··· GIVEN RECORDS

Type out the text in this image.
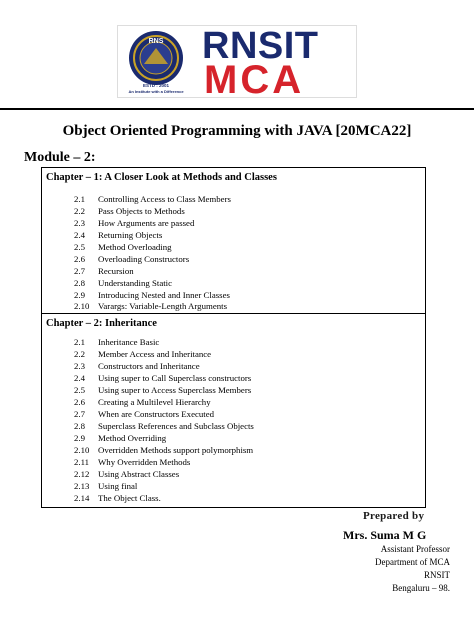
RNS
ESTD : 2001
An Institute with a Difference
RNSIT
MCA
Object Oriented Programming with JAVA [20MCA22]
Module – 2:
Chapter – 1: A Closer Look at Methods and Classes
2.1 Controlling Access to Class Members
2.2 Pass Objects to Methods
2.3 How Arguments are passed
2.4 Returning Objects
2.5 Method Overloading
2.6 Overloading Constructors
2.7 Recursion
2.8 Understanding Static
2.9 Introducing Nested and Inner Classes
2.10 Varargs: Variable-Length Arguments
Chapter – 2: Inheritance
2.1 Inheritance Basic
2.2 Member Access and Inheritance
2.3 Constructors and Inheritance
2.4 Using super to Call Superclass constructors
2.5 Using super to Access Superclass Members
2.6 Creating a Multilevel Hierarchy
2.7 When are Constructors Executed
2.8 Superclass References and Subclass Objects
2.9 Method Overriding
2.10 Overridden Methods support polymorphism
2.11 Why Overridden Methods
2.12 Using Abstract Classes
2.13 Using final
2.14 The Object Class.
Prepared by
Mrs. Suma M G
Assistant Professor
Department of MCA
RNSIT
Bengaluru – 98.
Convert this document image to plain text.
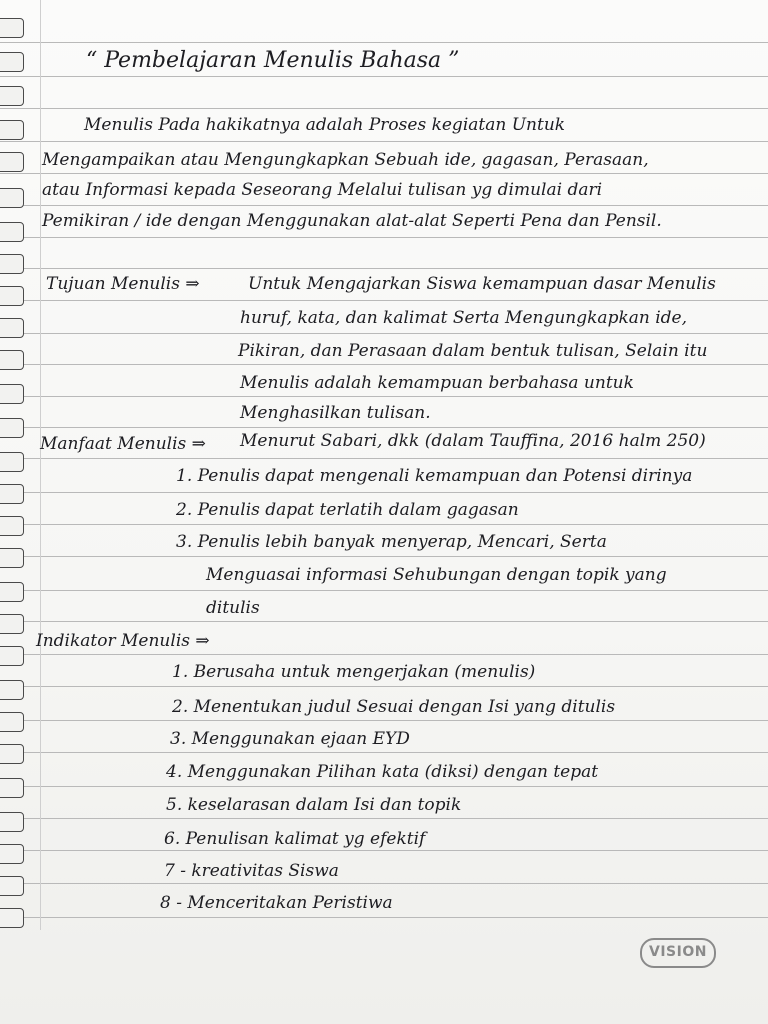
“ Pembelajaran Menulis Bahasa ”
Menulis Pada hakikatnya adalah Proses kegiatan Untuk
Mengampaikan atau Mengungkapkan Sebuah ide, gagasan, Perasaan,
atau Informasi kepada Seseorang Melalui tulisan yg dimulai dari
Pemikiran / ide dengan Menggunakan alat-alat Seperti Pena dan Pensil.
Tujuan Menulis ⇒	Untuk Mengajarkan Siswa kemampuan dasar Menulis
huruf, kata, dan kalimat Serta Mengungkapkan ide,
Pikiran, dan Perasaan dalam bentuk tulisan, Selain itu
Menulis adalah kemampuan berbahasa untuk
Menghasilkan tulisan.
Manfaat Menulis ⇒ Menurut Sabari, dkk (dalam Tauffina, 2016 halm 250)
1. Penulis dapat mengenali kemampuan dan Potensi dirinya
2. Penulis dapat terlatih dalam gagasan
3. Penulis lebih banyak menyerap, Mencari, Serta
Menguasai informasi Sehubungan dengan topik yang
ditulis
Indikator Menulis ⇒
1. Berusaha untuk mengerjakan (menulis)
2. Menentukan judul Sesuai dengan Isi yang ditulis
3. Menggunakan ejaan EYD
4. Menggunakan Pilihan kata (diksi) dengan tepat
5. keselarasan dalam Isi dan topik
6. Penulisan kalimat yg efektif
7 - kreativitas Siswa
8 - Menceritakan Peristiwa
VISION
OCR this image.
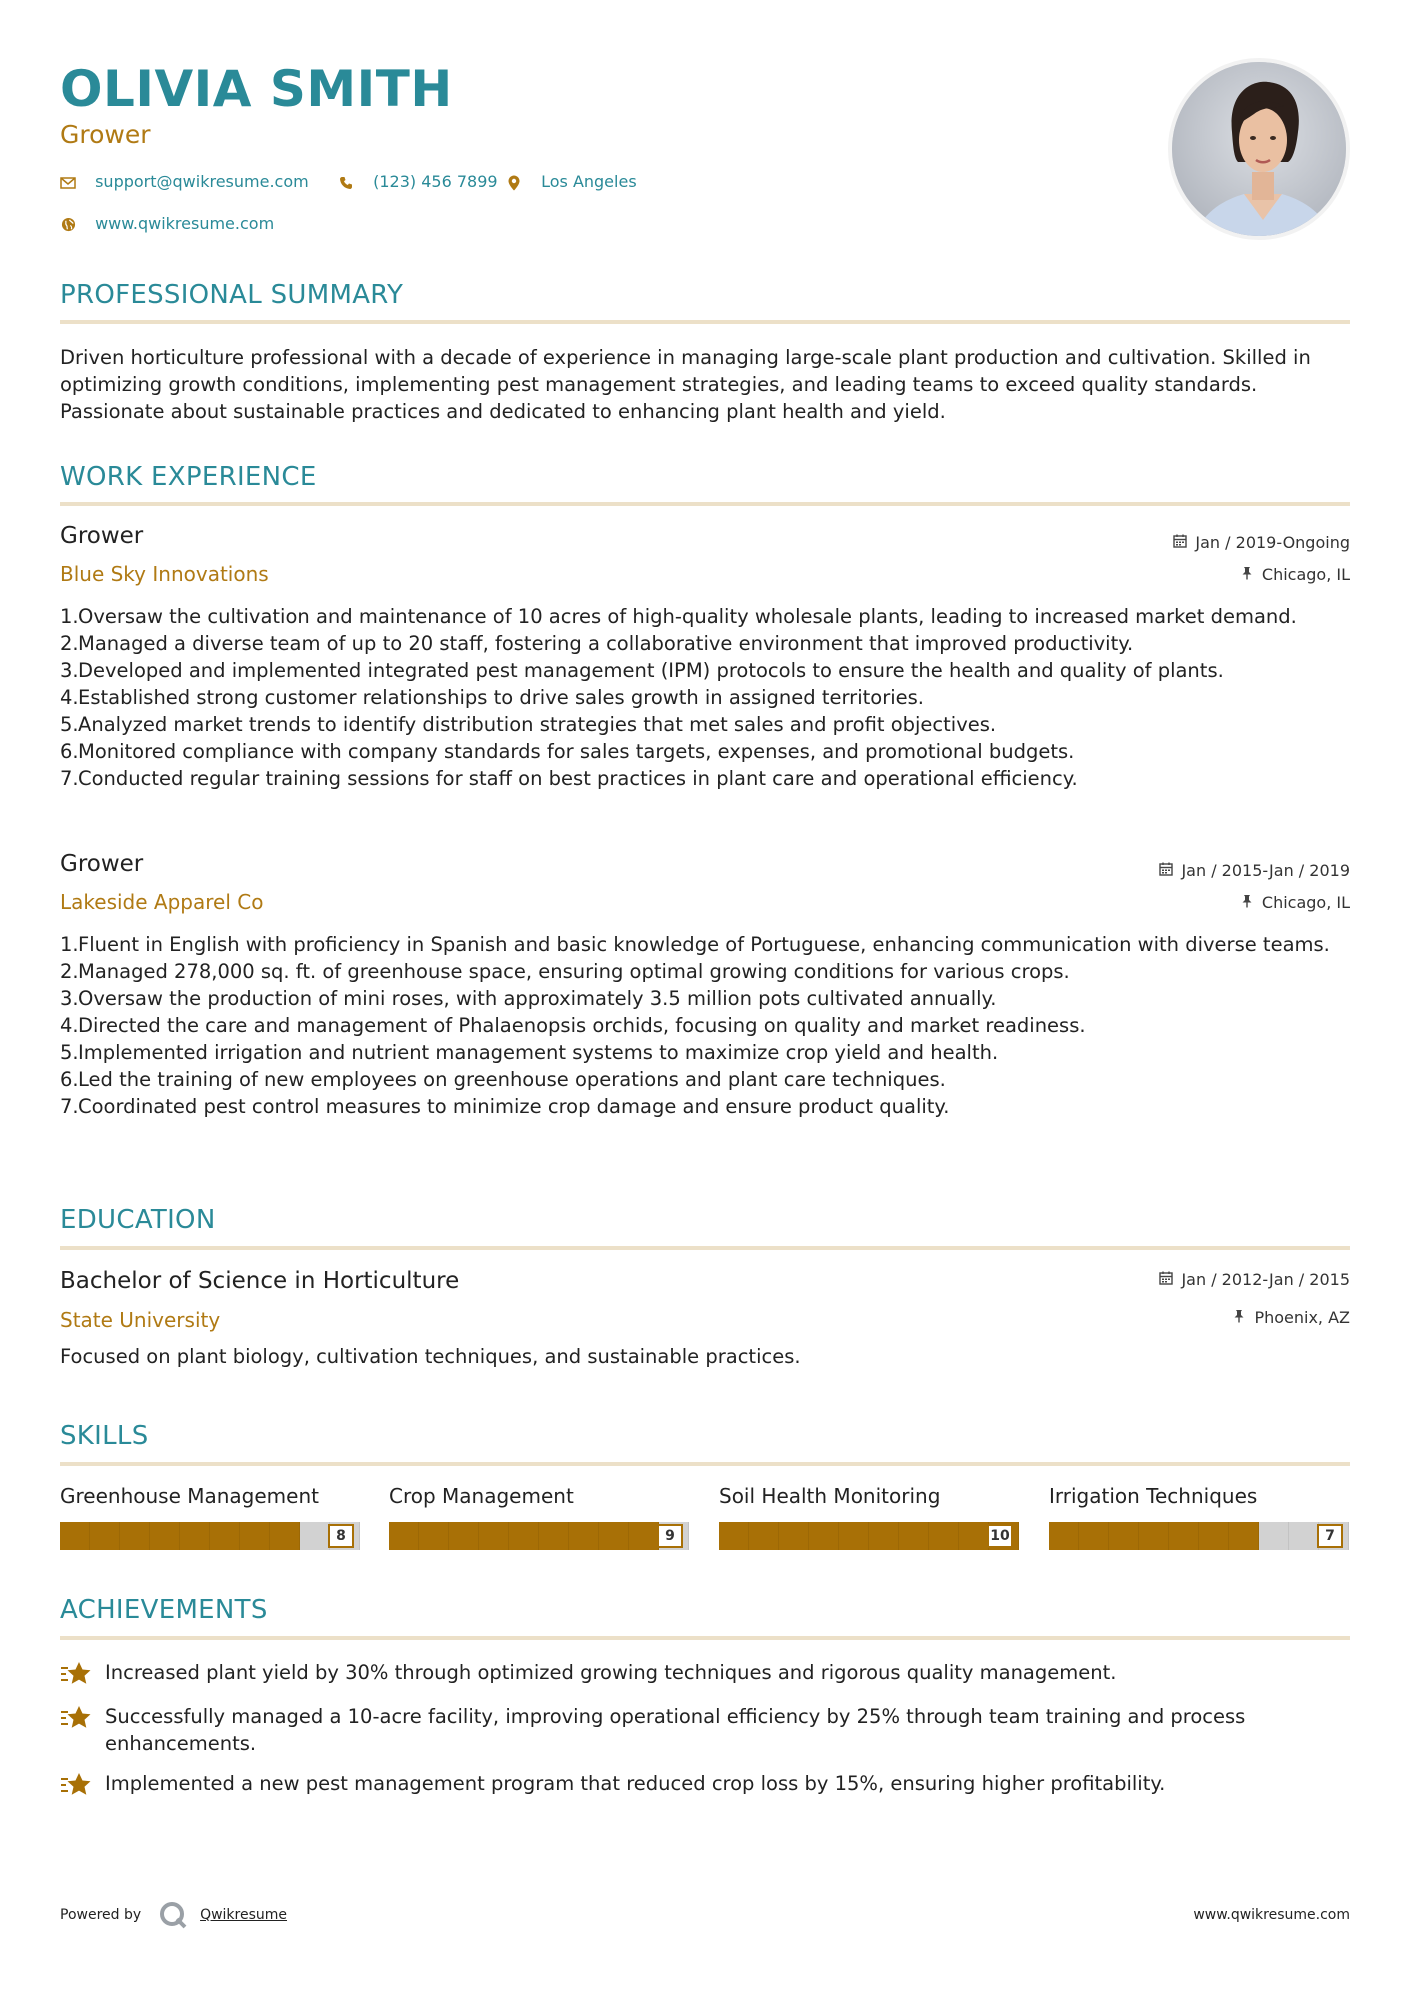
OLIVIA SMITH
Grower
support@qwikresume.com	(123) 456 7899	Los Angeles
www.qwikresume.com
PROFESSIONAL SUMMARY
Driven horticulture professional with a decade of experience in managing large-scale plant production and cultivation. Skilled in optimizing growth conditions, implementing pest management strategies, and leading teams to exceed quality standards. Passionate about sustainable practices and dedicated to enhancing plant health and yield.
WORK EXPERIENCE
Grower
Blue Sky Innovations
Jan / 2019-Ongoing
Chicago, IL
1. Oversaw the cultivation and maintenance of 10 acres of high-quality wholesale plants, leading to increased market demand.
2. Managed a diverse team of up to 20 staff, fostering a collaborative environment that improved productivity.
3. Developed and implemented integrated pest management (IPM) protocols to ensure the health and quality of plants.
4. Established strong customer relationships to drive sales growth in assigned territories.
5. Analyzed market trends to identify distribution strategies that met sales and profit objectives.
6. Monitored compliance with company standards for sales targets, expenses, and promotional budgets.
7. Conducted regular training sessions for staff on best practices in plant care and operational efficiency.
Grower
Lakeside Apparel Co
Jan / 2015-Jan / 2019
Chicago, IL
1. Fluent in English with proficiency in Spanish and basic knowledge of Portuguese, enhancing communication with diverse teams.
2. Managed 278,000 sq. ft. of greenhouse space, ensuring optimal growing conditions for various crops.
3. Oversaw the production of mini roses, with approximately 3.5 million pots cultivated annually.
4. Directed the care and management of Phalaenopsis orchids, focusing on quality and market readiness.
5. Implemented irrigation and nutrient management systems to maximize crop yield and health.
6. Led the training of new employees on greenhouse operations and plant care techniques.
7. Coordinated pest control measures to minimize crop damage and ensure product quality.
EDUCATION
Bachelor of Science in Horticulture
State University
Jan / 2012-Jan / 2015
Phoenix, AZ
Focused on plant biology, cultivation techniques, and sustainable practices.
SKILLS
Greenhouse Management
8
Crop Management
9
Soil Health Monitoring
10
Irrigation Techniques
7
ACHIEVEMENTS
Increased plant yield by 30% through optimized growing techniques and rigorous quality management.
Successfully managed a 10-acre facility, improving operational efficiency by 25% through team training and process enhancements.
Implemented a new pest management program that reduced crop loss by 15%, ensuring higher profitability.
Powered by	Qwikresume	www.qwikresume.com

······

WHAT TO WORK ON: Using the records above, select and copy every line that has the word "ditulis".

ANSWER FOR THE TASK:
ditulis
2. Menentukan judul Sesuai dengan Isi yang ditulis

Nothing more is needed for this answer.